____ Input rows

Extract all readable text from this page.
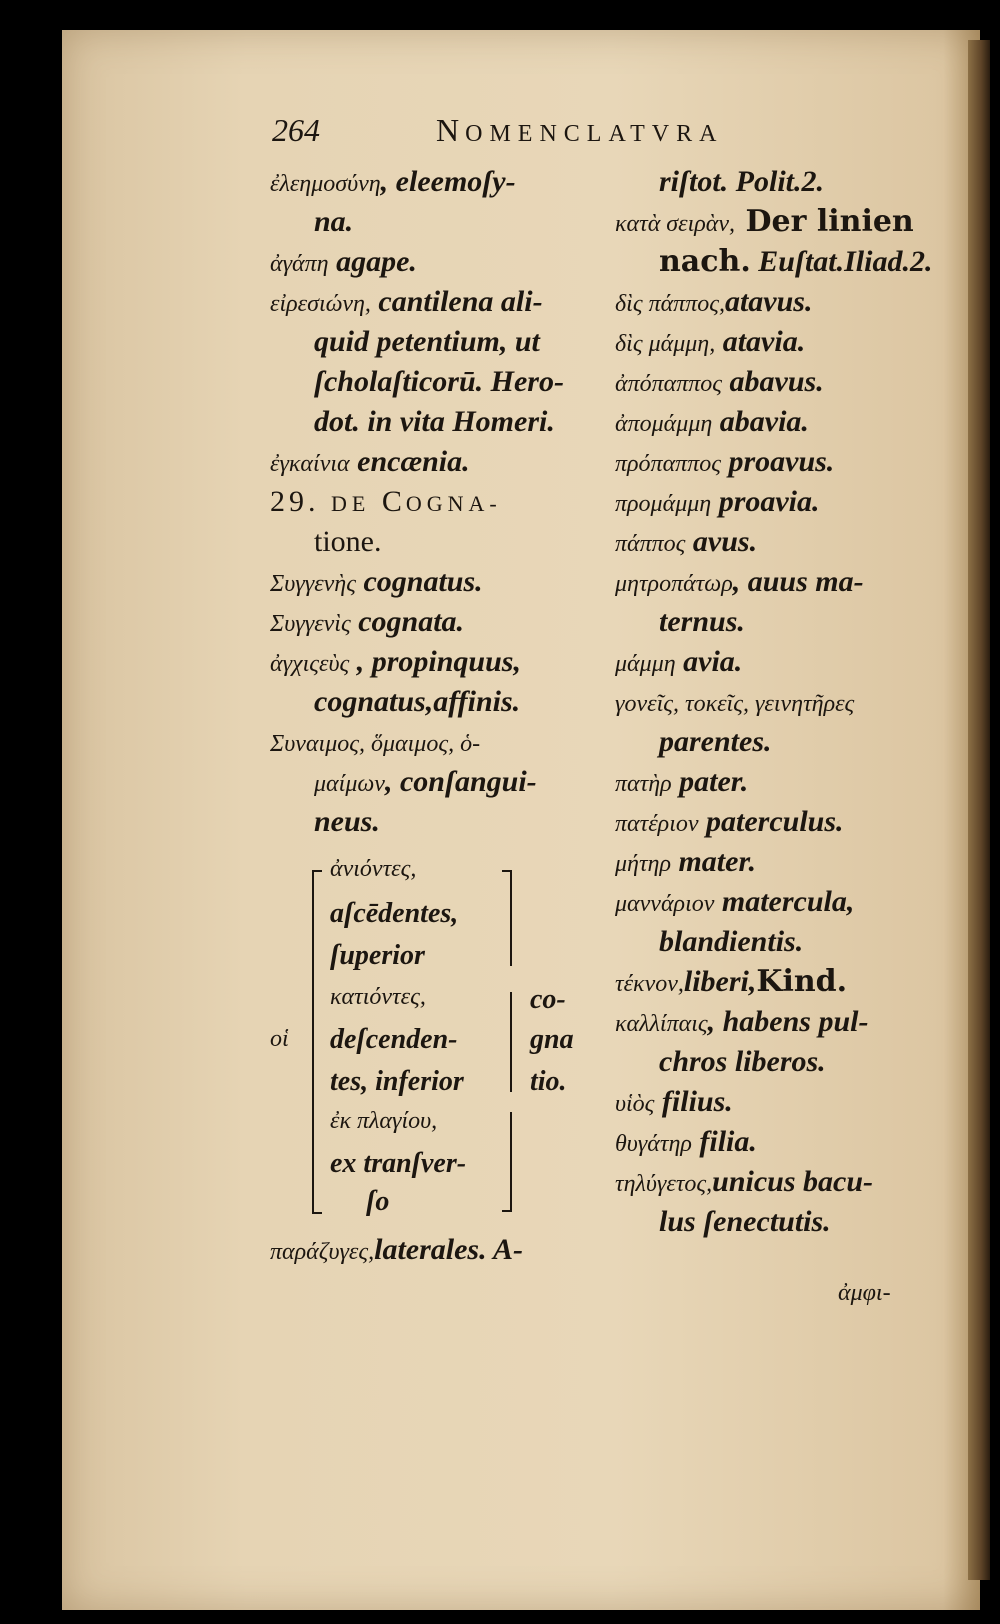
264	NOMENCLATVRA
ἐλεημοσύνη, eleemoſy-
na.
ἀγάπη agape.
εἰρεσιώνη, cantilena ali-
quid petentium, ut
ſcholaſticorū. Hero-
dot. in vita Homeri.
ἐγκαίνια encænia.
29. DE COGNA-
tione.
Συγγενὴς cognatus.
Συγγενὶς cognata.
ἀγχιςεὺς , propinquus,
cognatus,affinis.
Συναιμος, ὅμαιμος, ὁ-
μαίμων, conſangui-
neus.
οἱ
ἀνιόντες,
aſcēdentes,
ſuperior
κατιόντες,
deſcenden-
tes, inferior
ἐκ πλαγίου,
ex tranſver-
ſo
co-
gna
tio.
παράζυγες,laterales. A-
riſtot. Polit.2.
κατὰ σειρὰν, Der linien
nach. Euſtat.Iliad.2.
δὶς πάππος,atavus.
δὶς μάμμη, atavia.
ἀπόπαππος abavus.
ἀπομάμμη abavia.
πρόπαππος proavus.
προμάμμη proavia.
πάππος avus.
μητροπάτωρ, auus ma-
ternus.
μάμμη avia.
γονεῖς, τοκεῖς, γεινητῆρες
parentes.
πατὴρ pater.
πατέριον paterculus.
μήτηρ mater.
μαννάριον matercula,
blandientis.
τέκνον,liberi,Kind.
καλλίπαις, habens pul-
chros liberos.
υἱὸς filius.
θυγάτηρ filia.
τηλύγετος,unicus bacu-
lus ſenectutis.
ἀμφι-
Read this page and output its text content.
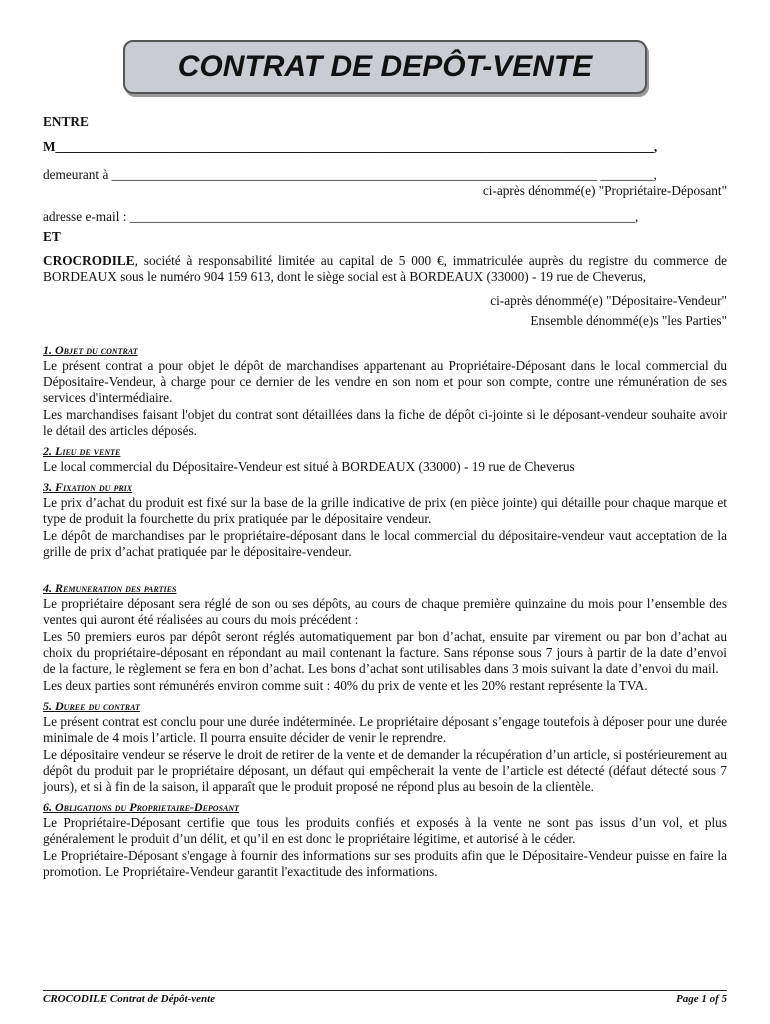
CONTRAT DE DEPÔT-VENTE

ENTRE

M__________________________________________________________________________________________,

demeurant à _________________________________________________________________________ ________,

ci-après dénommé(e) "Propriétaire-Déposant"

adresse e-mail : ____________________________________________________________________________,

ET

CROCRODILE, société à responsabilité limitée au capital de 5 000 €, immatriculée auprès du registre du commerce de BORDEAUX sous le numéro 904 159 613, dont le siège social est à BORDEAUX (33000) - 19 rue de Cheverus,

ci-après dénommé(e) "Dépositaire-Vendeur"

Ensemble dénommé(e)s "les Parties"

1. Objet du contrat

Le présent contrat a pour objet le dépôt de marchandises appartenant au Propriétaire-Déposant dans le local commercial du Dépositaire-Vendeur, à charge pour ce dernier de les vendre en son nom et pour son compte, contre une rémunération de ses services d'intermédiaire.

Les marchandises faisant l'objet du contrat sont détaillées dans la fiche de dépôt ci-jointe si le déposant-vendeur souhaite avoir le détail des articles déposés.

2. Lieu de vente

Le local commercial du Dépositaire-Vendeur est situé à BORDEAUX (33000) - 19 rue de Cheverus

3. Fixation du prix

Le prix d’achat du produit est fixé sur la base de la grille indicative de prix (en pièce jointe) qui détaille pour chaque marque et type de produit la fourchette du prix pratiquée par le dépositaire vendeur.

Le dépôt de marchandises par le propriétaire-déposant dans le local commercial du dépositaire-vendeur vaut acceptation de la grille de prix d’achat pratiquée par le dépositaire-vendeur.

4. Remuneration des parties

Le propriétaire déposant sera réglé de son ou ses dépôts, au cours de chaque première quinzaine du mois pour l’ensemble des ventes qui auront été réalisées au cours du mois précédent :

Les 50 premiers euros par dépôt seront réglés automatiquement par bon d’achat, ensuite par virement ou par bon d’achat au choix du propriétaire-déposant en répondant au mail contenant la facture. Sans réponse sous 7 jours à partir de la date d’envoi de la facture, le règlement se fera en bon d’achat. Les bons d’achat sont utilisables dans 3 mois suivant la date d’envoi du mail.

Les deux parties sont rémunérés environ comme suit : 40% du prix de vente et les 20% restant représente la TVA.

5. Duree du contrat

Le présent contrat est conclu pour une durée indéterminée. Le propriétaire déposant s’engage toutefois à déposer pour une durée minimale de 4 mois l’article. Il pourra ensuite décider de venir le reprendre.

Le dépositaire vendeur se réserve le droit de retirer de la vente et de demander la récupération d’un article, si postérieurement au dépôt du produit par le propriétaire déposant, un défaut qui empêcherait la vente de l’article est détecté (défaut détecté sous 7 jours), et si à fin de la saison, il apparaît que le produit proposé ne répond plus au besoin de la clientèle.

6. Obligations du Proprietaire-Deposant

Le Propriétaire-Déposant certifie que tous les produits confiés et exposés à la vente ne sont pas issus d’un vol, et plus généralement le produit d’un délit, et qu’il en est donc le propriétaire légitime, et autorisé à le céder.

Le Propriétaire-Déposant s'engage à fournir des informations sur ses produits afin que le Dépositaire-Vendeur puisse en faire la promotion. Le Propriétaire-Vendeur garantit l'exactitude des informations.

CROCODILE Contrat de Dépôt-vente	Page 1 of 5
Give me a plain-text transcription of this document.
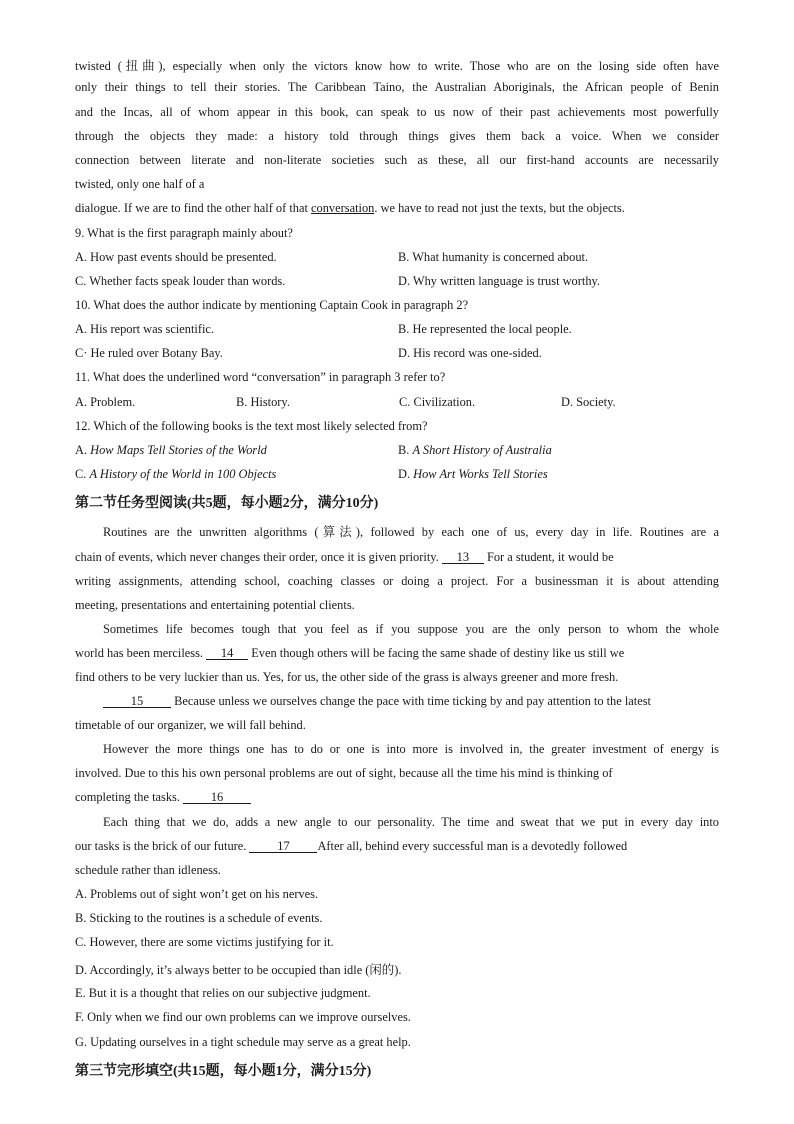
twisted (扭曲), especially when only the victors know how to write. Those who are on the losing side often have
only their things to tell their stories. The Caribbean Taino, the Australian Aboriginals, the African people of Benin
and the Incas, all of whom appear in this book, can speak to us now of their past achievements most powerfully
through the objects they made: a history told through things gives them back a voice. When we consider
connection between literate and non-literate societies such as these, all our first-hand accounts are necessarily
twisted, only one half of a
dialogue. If we are to find the other half of that conversation. we have to read not just the texts, but the objects.
9. What is the first paragraph mainly about?
A. How past events should be presented.	B. What humanity is concerned about.
C. Whether facts speak louder than words.	D. Why written language is trust worthy.
10. What does the author indicate by mentioning Captain Cook in paragraph 2?
A. His report was scientific.	B. He represented the local people.
C· He ruled over Botany Bay.	D. His record was one-sided.
11. What does the underlined word “conversation” in paragraph 3 refer to?
A. Problem.	B. History.	C. Civilization.	D. Society.
12. Which of the following books is the text most likely selected from?
A. How Maps Tell Stories of the World	B. A Short History of Australia
C. A History of the World in 100 Objects	D. How Art Works Tell Stories
第二节任务型阅读(共5题，每小题2分，满分10分)
Routines are the unwritten algorithms (算法), followed by each one of us, every day in life. Routines are a
chain of events, which never changes their order, once it is given priority. 13 For a student, it would be
writing assignments, attending school, coaching classes or doing a project. For a businessman it is about attending
meeting, presentations and entertaining potential clients.
Sometimes life becomes tough that you feel as if you suppose you are the only person to whom the whole
world has been merciless. 14 Even though others will be facing the same shade of destiny like us still we
find others to be very luckier than us. Yes, for us, the other side of the grass is always greener and more fresh.
15 Because unless we ourselves change the pace with time ticking by and pay attention to the latest
timetable of our organizer, we will fall behind.
However the more things one has to do or one is into more is involved in, the greater investment of energy is
involved. Due to this his own personal problems are out of sight, because all the time his mind is thinking of
completing the tasks. 16
Each thing that we do, adds a new angle to our personality. The time and sweat that we put in every day into
our tasks is the brick of our future. 17 After all, behind every successful man is a devotedly followed
schedule rather than idleness.
A. Problems out of sight won’t get on his nerves.
B. Sticking to the routines is a schedule of events.
C. However, there are some victims justifying for it.
D. Accordingly, it’s always better to be occupied than idle (闲的).
E. But it is a thought that relies on our subjective judgment.
F. Only when we find our own problems can we improve ourselves.
G. Updating ourselves in a tight schedule may serve as a great help.
第三节完形填空(共15题，每小题1分，满分15分)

________

**Task statement:**
Only the number is wanted: how many lines in the data include the word "this"?

**Problem solution:**
5